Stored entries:

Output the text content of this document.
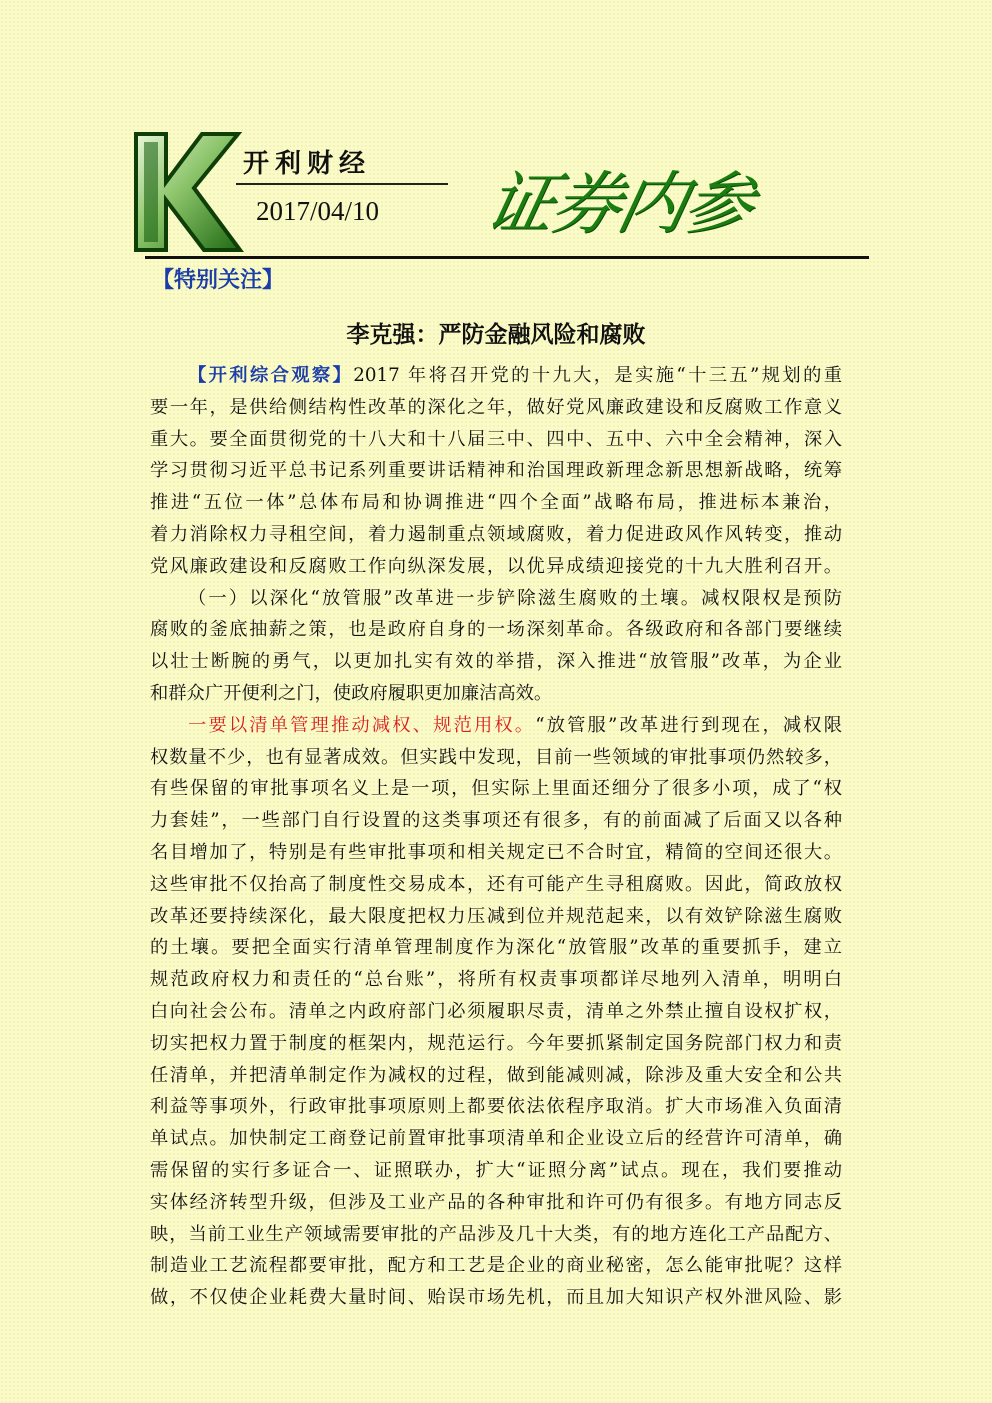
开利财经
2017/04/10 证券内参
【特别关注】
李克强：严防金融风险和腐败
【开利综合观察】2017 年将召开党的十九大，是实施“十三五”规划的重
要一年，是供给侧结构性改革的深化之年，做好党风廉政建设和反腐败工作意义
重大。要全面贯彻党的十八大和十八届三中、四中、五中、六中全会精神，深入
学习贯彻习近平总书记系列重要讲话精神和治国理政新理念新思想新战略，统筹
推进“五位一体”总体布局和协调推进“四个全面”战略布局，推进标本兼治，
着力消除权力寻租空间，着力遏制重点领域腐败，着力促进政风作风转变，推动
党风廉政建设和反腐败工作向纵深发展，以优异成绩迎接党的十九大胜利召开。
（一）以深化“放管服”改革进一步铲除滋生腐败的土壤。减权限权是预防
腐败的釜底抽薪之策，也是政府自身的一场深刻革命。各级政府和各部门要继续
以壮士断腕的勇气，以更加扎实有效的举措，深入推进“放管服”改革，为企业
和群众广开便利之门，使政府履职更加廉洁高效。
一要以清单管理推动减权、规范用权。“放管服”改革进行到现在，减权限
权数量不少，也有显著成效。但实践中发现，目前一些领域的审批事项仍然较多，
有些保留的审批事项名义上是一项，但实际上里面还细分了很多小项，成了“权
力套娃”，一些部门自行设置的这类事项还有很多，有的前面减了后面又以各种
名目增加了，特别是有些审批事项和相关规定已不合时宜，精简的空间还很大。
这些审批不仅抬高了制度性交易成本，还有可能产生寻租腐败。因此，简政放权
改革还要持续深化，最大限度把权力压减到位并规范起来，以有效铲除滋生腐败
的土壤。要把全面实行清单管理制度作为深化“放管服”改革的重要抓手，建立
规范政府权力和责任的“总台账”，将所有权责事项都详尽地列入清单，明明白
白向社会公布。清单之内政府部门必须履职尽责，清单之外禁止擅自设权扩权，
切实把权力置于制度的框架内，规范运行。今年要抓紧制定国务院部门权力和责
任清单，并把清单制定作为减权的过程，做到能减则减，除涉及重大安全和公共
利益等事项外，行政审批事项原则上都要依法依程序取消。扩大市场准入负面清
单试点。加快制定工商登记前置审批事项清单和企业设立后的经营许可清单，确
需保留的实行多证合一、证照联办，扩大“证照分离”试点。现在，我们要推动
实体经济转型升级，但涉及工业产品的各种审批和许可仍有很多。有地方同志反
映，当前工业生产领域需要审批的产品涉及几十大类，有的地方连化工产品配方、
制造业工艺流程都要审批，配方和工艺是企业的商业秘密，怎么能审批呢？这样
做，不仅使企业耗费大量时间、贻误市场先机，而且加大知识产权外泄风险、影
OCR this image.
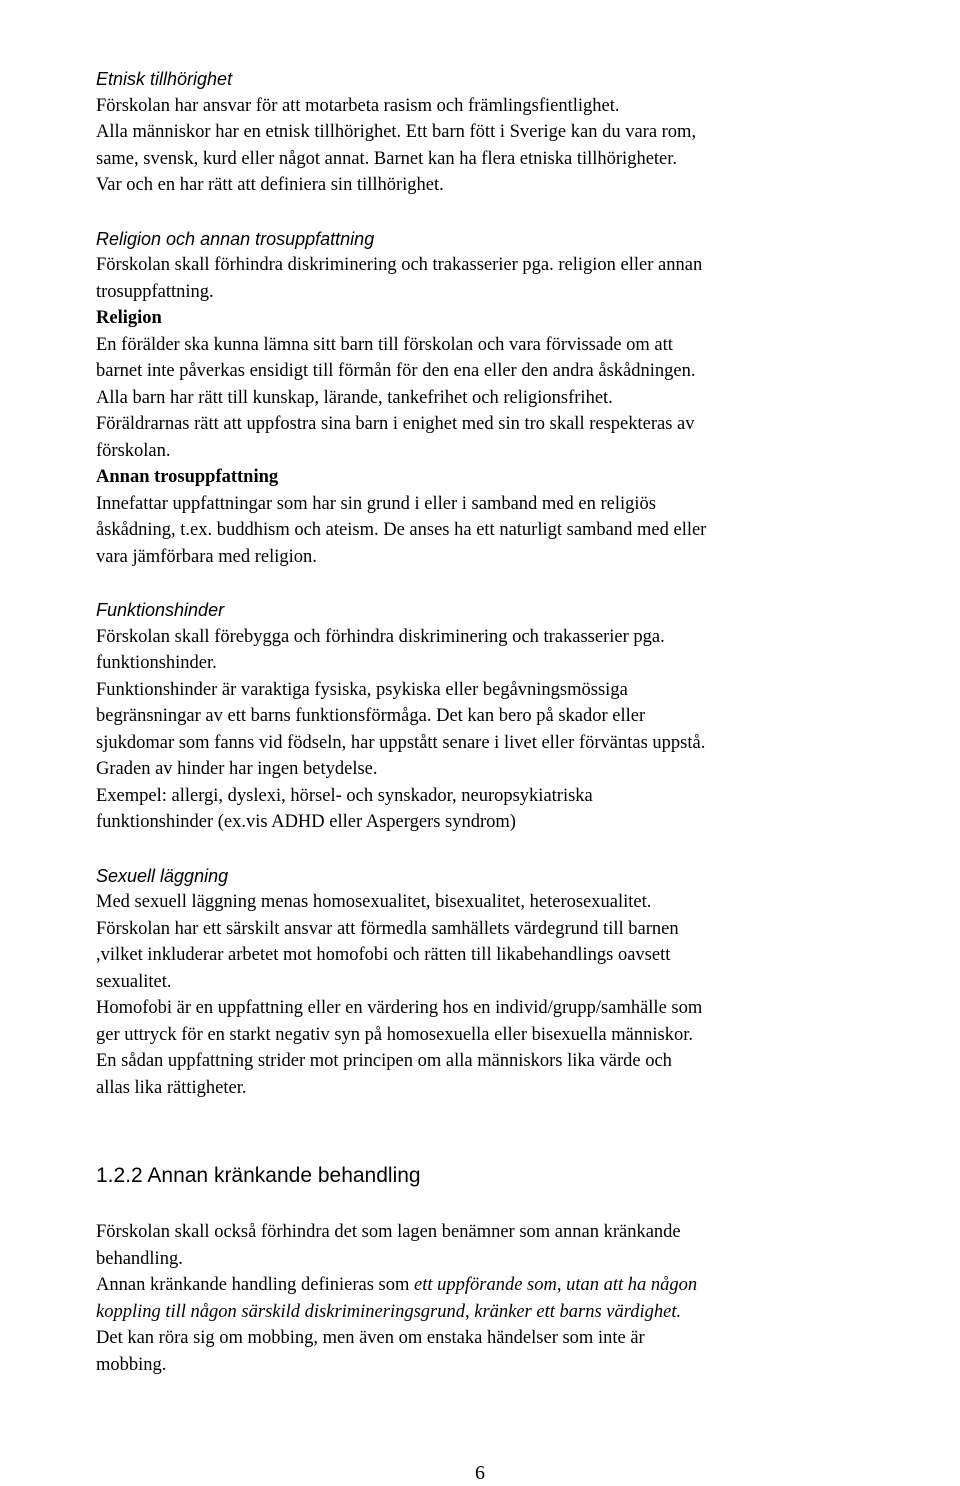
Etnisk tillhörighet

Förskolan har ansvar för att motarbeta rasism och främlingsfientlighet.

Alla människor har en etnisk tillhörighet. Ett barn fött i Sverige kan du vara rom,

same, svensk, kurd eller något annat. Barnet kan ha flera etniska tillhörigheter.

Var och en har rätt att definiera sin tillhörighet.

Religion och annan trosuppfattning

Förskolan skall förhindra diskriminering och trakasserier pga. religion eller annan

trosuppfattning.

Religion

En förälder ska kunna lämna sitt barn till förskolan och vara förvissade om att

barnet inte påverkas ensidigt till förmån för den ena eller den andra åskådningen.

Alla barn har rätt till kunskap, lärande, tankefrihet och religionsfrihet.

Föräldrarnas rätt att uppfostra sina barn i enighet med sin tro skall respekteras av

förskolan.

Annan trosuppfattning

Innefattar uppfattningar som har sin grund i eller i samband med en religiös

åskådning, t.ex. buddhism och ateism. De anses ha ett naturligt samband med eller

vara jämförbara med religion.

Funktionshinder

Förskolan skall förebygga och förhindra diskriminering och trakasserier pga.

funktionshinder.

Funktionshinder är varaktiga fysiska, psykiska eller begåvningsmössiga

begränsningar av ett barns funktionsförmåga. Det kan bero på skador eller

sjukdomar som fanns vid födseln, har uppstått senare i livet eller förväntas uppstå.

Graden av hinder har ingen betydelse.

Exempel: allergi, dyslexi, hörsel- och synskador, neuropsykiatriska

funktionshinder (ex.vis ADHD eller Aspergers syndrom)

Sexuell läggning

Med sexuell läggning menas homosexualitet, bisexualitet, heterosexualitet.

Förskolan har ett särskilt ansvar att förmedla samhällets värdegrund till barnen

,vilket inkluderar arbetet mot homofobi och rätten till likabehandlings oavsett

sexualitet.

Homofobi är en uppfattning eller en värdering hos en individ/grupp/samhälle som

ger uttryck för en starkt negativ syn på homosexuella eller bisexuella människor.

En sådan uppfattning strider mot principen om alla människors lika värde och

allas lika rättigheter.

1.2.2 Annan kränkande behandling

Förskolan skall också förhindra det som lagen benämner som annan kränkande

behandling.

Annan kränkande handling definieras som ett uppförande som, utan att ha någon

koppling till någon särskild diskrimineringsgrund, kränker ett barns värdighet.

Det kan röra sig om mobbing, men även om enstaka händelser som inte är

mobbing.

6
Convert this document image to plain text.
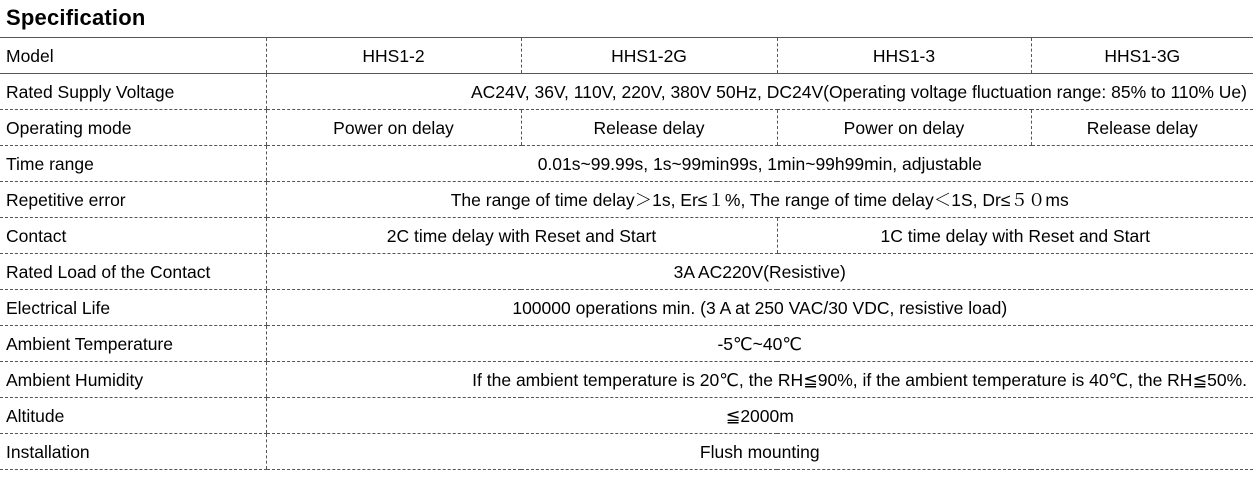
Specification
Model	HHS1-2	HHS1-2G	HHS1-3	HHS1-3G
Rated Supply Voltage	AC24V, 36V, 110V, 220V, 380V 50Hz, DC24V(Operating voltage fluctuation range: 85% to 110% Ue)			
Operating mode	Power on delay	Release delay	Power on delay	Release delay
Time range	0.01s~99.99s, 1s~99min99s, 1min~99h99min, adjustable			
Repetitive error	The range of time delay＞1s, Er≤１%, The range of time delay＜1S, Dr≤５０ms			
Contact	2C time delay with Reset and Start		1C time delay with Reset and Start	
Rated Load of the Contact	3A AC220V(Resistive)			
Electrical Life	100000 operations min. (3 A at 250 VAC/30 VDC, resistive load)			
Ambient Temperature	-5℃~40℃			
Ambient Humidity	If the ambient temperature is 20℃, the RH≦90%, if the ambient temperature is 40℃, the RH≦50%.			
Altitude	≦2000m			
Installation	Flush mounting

# SHORT EXERCISE:
Look through the entries above. Extract each line with the word "skall".

# FULL OUTPUT:
Förskolan skall förhindra diskriminering och trakasserier pga. religion eller annan
Föräldrarnas rätt att uppfostra sina barn i enighet med sin tro skall respekteras av
Förskolan skall förebygga och förhindra diskriminering och trakasserier pga.
Förskolan skall också förhindra det som lagen benämner som annan kränkande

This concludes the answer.